Source extract:
The Moroccan sociologist Fatima Mernissi has written several important works on gender differences in contemporary Moroccan society and the relation of these to Muslim history and modern political and economic conditions. In an argument similar to Bouhdiba's, she argues that gender politics are rooted in Islam and deeply revealing of the political issues facing North African society today:

The conservative wave against women in the Muslim world, far from being a regressive trend, is on the contrary a defense mechanism against profound changes in both sex roles and the touchy subject of sexual identity. The most accurate interpretation of this relapse into "archaic behaviors," such as conservatism on the part of men and resort to magic and superstitious rituals on the part of women, is as anxiety-reducing mechanisms in a world of shifting, volatile sexual identity (Mernissi, 1975/1987, pp. xxvii-xxviii).

What this exercise asks:
[A] According to the Mernissi excerpt, in what does she say gender politics are rooted?
[B] Please explain, in one to three sentences, why the Mernissi excerpt says the conservative wave against women is not a regressive trend.
[C] Do these statements agree with the Mernissi excerpt? Give yes or no for each, with the deciding words quoted from it. (i) Mernissi treats the conservative wave against women as a regressive trend. (ii) The excerpt attributes resort to magic and superstitious rituals to women. (iii) Mernissi's argument is described as similar to Bouhdiba's.

Data extract:
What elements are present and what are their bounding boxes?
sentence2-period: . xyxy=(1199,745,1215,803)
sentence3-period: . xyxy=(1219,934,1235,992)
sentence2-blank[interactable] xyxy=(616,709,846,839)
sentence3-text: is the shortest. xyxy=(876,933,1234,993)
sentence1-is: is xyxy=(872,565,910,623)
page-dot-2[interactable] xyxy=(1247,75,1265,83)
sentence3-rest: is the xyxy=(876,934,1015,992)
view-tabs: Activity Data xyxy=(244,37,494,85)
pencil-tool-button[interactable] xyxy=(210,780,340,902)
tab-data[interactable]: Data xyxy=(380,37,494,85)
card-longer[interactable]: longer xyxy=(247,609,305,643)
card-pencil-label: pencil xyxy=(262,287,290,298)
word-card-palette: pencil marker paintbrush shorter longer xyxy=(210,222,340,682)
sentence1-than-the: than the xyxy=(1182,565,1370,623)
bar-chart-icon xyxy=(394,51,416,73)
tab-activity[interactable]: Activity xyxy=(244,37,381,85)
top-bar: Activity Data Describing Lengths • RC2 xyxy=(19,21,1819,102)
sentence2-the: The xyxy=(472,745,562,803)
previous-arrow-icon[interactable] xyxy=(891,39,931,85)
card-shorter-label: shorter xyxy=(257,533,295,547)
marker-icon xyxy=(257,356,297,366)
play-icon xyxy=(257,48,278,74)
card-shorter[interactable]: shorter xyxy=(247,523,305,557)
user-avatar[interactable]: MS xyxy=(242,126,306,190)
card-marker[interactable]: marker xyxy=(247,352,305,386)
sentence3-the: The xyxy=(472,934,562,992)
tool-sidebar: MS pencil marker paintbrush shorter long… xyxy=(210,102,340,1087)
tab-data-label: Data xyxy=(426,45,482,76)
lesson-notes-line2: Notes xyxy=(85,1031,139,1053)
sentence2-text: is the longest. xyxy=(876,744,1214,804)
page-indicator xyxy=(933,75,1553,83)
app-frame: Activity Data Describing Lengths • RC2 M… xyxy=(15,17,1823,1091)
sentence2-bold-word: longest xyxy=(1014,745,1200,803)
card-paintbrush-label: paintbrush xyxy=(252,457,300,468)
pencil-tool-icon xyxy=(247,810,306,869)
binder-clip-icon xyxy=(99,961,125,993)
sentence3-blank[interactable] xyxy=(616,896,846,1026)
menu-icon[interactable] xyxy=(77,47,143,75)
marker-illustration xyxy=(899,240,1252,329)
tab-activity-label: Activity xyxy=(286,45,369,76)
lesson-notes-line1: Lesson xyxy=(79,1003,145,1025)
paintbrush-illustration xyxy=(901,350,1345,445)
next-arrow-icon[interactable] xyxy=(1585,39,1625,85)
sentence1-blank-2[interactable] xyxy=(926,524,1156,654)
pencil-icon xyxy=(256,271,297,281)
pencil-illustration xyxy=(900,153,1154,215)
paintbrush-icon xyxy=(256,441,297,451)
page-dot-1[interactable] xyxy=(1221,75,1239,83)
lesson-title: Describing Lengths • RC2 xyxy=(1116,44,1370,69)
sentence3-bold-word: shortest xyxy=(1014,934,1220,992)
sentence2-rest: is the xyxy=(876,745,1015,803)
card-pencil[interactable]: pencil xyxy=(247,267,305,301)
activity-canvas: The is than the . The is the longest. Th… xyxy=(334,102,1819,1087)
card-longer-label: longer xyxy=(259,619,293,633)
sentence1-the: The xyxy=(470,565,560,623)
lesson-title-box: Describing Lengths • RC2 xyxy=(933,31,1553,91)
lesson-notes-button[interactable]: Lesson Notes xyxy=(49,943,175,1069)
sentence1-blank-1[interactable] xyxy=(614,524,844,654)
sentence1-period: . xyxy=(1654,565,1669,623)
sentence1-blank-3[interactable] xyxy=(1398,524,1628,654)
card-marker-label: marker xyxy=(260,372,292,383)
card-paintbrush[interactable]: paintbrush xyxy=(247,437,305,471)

Results by task:
[A] Islam.

[B] It calls the wave a defense mechanism against profound changes in both sex roles and sexual identity. Behaviors such as male conservatism and women's resort to magic and superstitious rituals are read as anxiety-reducing mechanisms in a world of shifting, volatile sexual identity.

[C]
(i) No: "far from being a regressive trend"
(ii) Yes: "resort to magic and superstitious rituals on the part of women"
(iii) Yes: "In an argument similar to Bouhdiba's"